Data extract ::
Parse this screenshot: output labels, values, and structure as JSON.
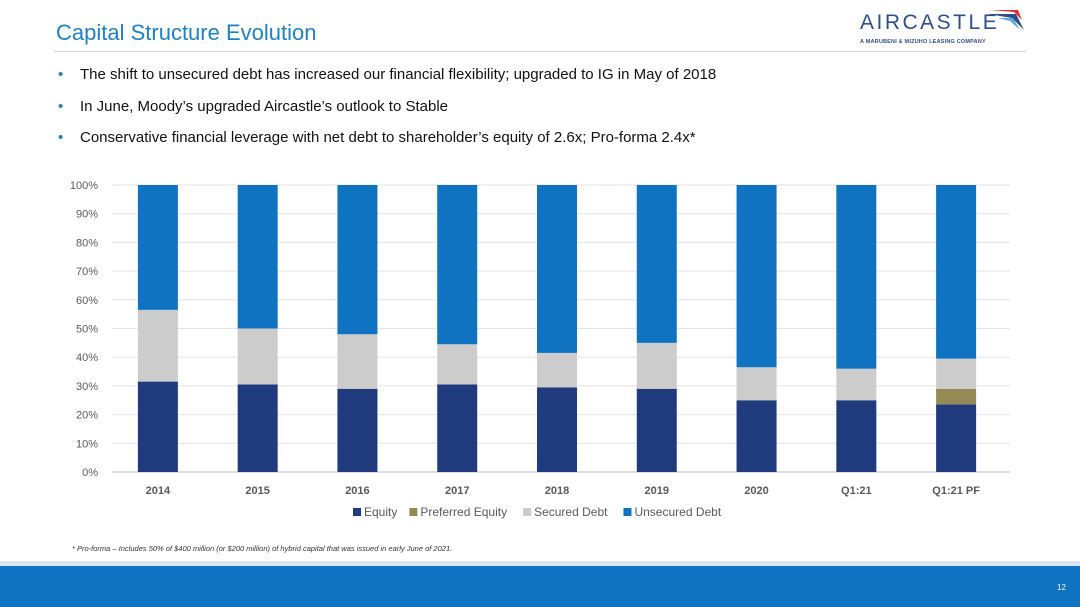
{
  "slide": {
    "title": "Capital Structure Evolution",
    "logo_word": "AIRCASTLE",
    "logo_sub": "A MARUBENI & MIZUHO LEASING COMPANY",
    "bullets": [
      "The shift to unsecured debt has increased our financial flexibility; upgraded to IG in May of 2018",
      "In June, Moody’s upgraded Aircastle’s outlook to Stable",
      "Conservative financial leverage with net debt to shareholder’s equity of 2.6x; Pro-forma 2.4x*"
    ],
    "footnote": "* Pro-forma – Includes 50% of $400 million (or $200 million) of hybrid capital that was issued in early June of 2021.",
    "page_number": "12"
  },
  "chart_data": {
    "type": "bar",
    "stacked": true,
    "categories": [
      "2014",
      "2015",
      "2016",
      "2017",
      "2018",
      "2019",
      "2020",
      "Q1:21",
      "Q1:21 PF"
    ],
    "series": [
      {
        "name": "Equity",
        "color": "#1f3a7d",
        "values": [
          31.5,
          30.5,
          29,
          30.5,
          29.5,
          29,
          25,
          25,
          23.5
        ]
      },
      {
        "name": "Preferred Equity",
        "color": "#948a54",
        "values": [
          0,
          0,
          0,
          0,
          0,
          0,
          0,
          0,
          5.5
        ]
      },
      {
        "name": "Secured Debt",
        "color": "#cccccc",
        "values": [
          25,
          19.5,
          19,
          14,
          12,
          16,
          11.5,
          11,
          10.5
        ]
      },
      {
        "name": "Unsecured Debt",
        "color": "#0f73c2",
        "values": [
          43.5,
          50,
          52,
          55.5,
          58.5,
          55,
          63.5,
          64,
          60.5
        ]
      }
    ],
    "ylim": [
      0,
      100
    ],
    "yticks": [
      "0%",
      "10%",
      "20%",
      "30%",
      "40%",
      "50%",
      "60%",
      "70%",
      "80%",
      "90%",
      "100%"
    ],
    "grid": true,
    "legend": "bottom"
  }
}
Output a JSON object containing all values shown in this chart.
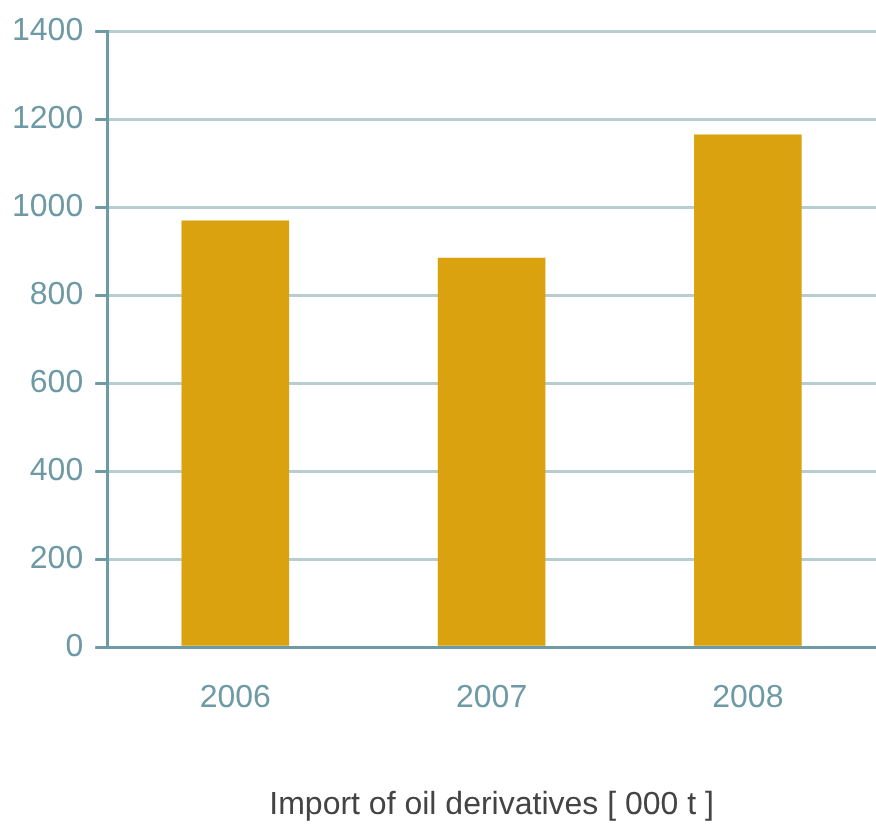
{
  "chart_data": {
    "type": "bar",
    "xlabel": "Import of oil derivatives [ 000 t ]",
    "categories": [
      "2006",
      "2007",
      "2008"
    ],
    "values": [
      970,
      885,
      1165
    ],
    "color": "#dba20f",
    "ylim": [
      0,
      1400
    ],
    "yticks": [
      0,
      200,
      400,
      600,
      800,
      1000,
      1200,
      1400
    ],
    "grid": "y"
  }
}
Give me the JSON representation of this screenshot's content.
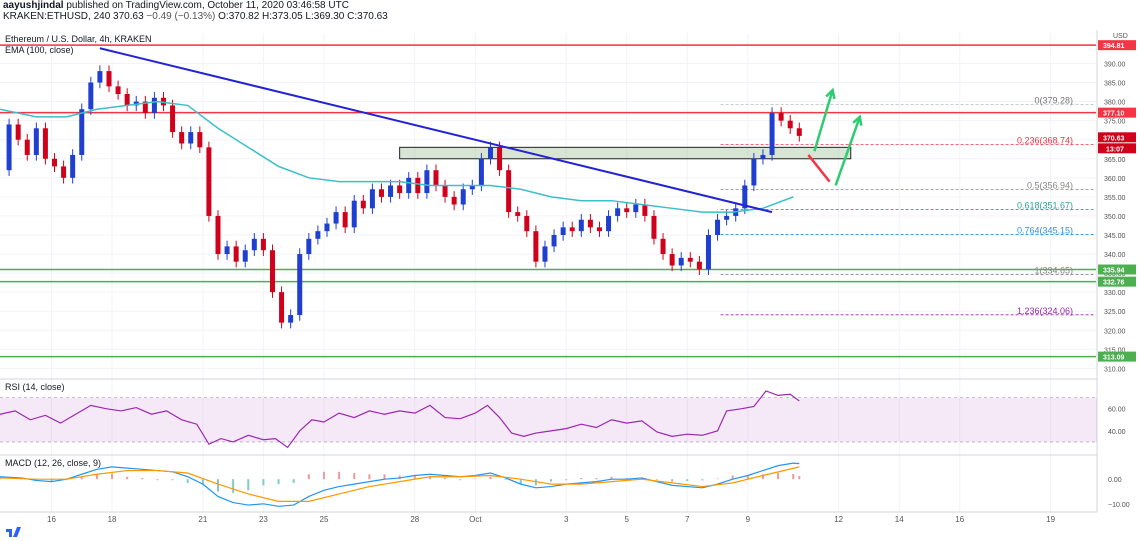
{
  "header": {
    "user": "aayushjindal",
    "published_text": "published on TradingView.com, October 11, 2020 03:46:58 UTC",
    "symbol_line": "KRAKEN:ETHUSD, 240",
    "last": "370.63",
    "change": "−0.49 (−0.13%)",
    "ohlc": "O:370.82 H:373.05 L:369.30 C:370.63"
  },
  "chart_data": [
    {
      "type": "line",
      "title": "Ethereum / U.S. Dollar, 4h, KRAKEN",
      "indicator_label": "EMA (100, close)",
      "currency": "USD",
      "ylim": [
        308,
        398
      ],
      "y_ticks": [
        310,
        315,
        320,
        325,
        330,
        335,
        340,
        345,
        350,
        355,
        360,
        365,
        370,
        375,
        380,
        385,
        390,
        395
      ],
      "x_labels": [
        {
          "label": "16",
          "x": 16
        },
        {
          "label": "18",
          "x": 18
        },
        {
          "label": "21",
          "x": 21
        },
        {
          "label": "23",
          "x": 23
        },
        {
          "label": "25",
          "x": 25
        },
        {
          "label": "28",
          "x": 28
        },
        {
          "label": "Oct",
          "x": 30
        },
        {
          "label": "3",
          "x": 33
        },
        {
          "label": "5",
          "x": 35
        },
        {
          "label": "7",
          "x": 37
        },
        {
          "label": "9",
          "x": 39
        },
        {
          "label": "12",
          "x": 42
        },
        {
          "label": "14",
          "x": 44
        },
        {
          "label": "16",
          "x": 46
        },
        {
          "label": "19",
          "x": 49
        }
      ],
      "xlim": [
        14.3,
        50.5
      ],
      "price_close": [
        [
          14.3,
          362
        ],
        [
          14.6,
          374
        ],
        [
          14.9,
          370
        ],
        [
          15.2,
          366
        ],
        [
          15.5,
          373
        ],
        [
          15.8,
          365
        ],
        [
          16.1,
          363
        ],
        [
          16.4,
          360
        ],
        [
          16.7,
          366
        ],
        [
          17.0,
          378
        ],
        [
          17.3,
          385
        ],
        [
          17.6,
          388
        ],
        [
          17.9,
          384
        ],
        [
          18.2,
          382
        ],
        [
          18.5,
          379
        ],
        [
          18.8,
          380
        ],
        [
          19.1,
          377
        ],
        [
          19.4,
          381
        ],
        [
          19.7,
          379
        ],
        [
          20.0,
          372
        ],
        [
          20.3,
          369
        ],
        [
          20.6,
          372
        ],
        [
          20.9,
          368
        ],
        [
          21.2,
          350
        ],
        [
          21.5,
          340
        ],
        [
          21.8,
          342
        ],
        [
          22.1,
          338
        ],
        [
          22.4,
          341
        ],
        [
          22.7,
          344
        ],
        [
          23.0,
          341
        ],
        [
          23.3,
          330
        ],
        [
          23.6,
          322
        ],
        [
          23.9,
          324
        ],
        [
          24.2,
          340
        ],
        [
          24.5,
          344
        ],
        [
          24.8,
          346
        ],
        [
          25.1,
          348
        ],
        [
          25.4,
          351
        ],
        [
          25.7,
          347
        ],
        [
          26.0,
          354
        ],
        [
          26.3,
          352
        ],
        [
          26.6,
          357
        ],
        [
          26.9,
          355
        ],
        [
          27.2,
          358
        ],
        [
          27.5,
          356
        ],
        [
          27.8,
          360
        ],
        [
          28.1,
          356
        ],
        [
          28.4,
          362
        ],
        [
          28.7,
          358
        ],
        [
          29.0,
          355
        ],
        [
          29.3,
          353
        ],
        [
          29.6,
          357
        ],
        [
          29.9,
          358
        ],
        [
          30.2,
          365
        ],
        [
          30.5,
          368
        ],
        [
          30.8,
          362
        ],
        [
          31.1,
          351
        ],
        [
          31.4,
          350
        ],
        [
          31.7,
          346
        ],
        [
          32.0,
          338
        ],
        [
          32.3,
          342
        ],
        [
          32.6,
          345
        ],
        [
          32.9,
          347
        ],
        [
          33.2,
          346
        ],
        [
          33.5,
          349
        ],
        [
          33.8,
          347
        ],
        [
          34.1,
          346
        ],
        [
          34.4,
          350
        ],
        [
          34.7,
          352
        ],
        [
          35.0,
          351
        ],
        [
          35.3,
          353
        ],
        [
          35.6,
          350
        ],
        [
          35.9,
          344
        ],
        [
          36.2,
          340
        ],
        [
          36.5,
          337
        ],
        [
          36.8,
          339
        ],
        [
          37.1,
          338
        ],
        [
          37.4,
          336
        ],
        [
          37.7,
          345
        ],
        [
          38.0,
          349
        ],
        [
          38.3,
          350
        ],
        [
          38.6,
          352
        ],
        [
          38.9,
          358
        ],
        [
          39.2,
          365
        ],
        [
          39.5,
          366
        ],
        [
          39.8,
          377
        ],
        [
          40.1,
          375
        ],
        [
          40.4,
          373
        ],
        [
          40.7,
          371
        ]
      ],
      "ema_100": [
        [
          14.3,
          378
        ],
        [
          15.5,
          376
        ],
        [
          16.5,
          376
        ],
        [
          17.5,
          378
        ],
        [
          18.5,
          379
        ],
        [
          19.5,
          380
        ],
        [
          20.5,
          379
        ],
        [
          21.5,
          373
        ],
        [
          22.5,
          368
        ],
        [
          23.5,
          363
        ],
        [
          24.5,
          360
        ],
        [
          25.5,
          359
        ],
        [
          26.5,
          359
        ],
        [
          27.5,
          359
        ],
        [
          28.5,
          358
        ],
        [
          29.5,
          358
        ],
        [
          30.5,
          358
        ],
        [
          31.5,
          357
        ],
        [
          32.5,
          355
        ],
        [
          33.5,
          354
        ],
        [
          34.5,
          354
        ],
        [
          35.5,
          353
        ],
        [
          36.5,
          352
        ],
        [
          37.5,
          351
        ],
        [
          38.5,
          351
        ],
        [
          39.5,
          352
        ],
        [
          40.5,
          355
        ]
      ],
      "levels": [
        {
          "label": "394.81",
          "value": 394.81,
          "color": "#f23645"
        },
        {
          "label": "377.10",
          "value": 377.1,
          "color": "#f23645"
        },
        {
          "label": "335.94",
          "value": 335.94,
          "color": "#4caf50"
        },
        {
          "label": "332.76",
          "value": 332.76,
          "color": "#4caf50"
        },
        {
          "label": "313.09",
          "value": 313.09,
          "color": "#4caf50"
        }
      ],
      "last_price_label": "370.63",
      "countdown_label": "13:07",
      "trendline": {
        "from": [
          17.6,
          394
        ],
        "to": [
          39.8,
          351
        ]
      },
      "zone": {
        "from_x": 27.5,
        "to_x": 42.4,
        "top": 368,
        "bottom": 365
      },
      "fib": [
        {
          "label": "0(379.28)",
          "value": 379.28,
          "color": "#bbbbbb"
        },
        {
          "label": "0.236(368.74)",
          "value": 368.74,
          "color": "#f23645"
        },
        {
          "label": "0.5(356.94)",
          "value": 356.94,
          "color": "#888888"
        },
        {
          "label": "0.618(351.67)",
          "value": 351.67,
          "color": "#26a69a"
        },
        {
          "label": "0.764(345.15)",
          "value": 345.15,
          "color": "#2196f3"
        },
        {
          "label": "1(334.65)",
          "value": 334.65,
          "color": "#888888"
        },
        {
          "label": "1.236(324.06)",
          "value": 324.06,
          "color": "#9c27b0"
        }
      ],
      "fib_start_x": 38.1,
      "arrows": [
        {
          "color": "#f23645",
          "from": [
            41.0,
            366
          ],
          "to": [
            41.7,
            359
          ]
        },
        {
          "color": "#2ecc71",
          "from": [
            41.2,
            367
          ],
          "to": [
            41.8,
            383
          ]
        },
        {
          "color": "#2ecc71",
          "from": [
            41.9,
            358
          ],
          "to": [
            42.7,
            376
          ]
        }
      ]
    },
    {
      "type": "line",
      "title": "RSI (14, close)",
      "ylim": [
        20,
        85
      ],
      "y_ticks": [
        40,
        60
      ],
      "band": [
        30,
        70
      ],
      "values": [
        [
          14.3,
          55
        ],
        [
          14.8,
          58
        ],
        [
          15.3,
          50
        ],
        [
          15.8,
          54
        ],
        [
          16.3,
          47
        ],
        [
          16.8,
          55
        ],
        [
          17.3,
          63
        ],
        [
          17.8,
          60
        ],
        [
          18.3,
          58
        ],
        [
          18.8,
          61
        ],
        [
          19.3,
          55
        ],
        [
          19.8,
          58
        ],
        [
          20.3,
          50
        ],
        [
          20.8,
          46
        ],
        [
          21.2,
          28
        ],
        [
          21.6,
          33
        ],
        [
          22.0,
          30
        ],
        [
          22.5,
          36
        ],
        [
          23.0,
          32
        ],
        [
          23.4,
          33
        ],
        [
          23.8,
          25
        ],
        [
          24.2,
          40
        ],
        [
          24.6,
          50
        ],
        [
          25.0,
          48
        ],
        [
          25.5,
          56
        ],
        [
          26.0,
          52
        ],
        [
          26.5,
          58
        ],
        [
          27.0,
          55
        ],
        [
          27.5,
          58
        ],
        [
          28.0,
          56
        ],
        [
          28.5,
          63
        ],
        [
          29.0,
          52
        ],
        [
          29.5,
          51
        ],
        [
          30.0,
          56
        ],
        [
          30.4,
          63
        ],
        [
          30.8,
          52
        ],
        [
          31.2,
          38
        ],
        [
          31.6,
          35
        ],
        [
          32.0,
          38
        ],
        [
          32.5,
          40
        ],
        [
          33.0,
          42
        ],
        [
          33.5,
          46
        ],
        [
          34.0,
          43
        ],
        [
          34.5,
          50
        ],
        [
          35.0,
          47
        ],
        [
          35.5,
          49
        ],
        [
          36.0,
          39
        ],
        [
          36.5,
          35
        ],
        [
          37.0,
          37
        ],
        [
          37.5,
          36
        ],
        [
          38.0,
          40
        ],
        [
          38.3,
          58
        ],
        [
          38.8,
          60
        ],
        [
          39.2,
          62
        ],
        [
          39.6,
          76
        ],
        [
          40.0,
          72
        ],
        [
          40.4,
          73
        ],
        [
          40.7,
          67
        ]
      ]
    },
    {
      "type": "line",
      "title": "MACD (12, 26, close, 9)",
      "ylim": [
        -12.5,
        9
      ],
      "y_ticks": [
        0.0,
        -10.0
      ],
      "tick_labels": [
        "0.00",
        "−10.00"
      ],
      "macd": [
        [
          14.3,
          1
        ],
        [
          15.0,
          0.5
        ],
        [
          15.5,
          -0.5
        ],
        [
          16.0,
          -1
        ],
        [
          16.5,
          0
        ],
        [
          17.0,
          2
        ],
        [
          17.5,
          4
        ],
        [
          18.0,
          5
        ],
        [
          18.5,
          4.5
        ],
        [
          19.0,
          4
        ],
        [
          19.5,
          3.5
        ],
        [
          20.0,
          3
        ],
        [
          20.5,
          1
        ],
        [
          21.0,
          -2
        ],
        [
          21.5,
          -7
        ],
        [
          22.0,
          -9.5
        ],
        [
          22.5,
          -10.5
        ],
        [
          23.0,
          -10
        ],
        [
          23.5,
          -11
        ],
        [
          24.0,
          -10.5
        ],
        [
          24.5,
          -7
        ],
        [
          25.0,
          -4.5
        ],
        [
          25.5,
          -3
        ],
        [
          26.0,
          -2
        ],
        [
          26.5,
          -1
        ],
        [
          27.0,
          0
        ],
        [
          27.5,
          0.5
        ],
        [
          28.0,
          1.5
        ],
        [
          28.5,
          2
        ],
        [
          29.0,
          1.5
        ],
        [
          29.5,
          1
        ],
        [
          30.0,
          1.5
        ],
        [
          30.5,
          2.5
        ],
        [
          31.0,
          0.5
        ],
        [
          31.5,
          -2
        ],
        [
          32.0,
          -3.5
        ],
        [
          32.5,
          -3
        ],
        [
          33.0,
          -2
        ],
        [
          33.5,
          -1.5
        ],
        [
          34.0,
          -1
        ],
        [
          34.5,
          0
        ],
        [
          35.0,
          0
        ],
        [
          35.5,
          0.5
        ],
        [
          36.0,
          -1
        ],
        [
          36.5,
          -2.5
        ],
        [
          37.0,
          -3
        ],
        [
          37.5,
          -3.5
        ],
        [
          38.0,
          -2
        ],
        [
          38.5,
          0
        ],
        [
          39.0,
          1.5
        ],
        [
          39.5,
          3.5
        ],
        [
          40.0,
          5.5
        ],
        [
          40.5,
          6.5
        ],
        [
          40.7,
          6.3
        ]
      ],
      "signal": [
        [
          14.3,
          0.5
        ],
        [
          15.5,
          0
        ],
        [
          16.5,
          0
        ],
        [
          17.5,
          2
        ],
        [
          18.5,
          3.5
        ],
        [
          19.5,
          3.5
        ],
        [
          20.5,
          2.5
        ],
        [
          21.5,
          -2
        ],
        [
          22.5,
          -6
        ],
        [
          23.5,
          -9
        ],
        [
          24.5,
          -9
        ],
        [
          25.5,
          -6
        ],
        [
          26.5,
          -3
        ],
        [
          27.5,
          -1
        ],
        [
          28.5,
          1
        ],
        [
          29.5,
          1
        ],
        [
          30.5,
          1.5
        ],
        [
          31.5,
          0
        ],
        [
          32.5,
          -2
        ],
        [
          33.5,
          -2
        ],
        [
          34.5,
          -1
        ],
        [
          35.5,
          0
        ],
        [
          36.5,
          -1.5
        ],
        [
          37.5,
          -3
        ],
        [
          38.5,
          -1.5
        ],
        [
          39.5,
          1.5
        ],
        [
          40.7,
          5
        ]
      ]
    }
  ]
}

* * *

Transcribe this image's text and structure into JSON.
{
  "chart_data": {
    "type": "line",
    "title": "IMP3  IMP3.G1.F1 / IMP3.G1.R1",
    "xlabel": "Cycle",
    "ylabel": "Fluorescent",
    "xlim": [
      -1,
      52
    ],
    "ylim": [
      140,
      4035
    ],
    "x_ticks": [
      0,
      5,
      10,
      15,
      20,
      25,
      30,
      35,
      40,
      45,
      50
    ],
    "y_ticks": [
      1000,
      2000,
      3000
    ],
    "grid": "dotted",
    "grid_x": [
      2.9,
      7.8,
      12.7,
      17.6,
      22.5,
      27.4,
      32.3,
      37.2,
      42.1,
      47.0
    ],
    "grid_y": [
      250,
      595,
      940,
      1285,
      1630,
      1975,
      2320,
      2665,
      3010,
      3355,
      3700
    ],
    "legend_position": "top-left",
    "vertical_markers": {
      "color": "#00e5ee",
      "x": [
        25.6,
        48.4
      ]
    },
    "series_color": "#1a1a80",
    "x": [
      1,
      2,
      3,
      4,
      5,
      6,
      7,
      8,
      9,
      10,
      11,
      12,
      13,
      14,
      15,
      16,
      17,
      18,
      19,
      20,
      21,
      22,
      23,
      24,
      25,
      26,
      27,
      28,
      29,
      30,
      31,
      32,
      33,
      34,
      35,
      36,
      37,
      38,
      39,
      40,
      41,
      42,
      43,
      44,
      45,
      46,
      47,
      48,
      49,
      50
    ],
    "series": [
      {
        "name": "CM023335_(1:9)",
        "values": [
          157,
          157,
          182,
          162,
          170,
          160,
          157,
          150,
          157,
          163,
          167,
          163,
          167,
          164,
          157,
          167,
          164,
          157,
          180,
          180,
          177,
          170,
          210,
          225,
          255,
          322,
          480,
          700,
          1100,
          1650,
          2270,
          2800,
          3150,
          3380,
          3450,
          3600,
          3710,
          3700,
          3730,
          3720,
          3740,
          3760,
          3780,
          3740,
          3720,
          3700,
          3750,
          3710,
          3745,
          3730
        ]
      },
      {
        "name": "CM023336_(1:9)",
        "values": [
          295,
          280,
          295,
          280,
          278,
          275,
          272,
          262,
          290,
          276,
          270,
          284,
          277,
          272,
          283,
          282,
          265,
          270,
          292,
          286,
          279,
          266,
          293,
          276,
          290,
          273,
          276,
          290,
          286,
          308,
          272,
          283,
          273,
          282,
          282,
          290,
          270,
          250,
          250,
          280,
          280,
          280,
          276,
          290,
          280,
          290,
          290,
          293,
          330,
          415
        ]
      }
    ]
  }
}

Exercise ::
Extract all lines from the data in which "screenshot" is found.

Problem solution ::
Parse this screenshot: output labels, values, and structure as JSON.
Give me the JSON representation of this screenshot's content.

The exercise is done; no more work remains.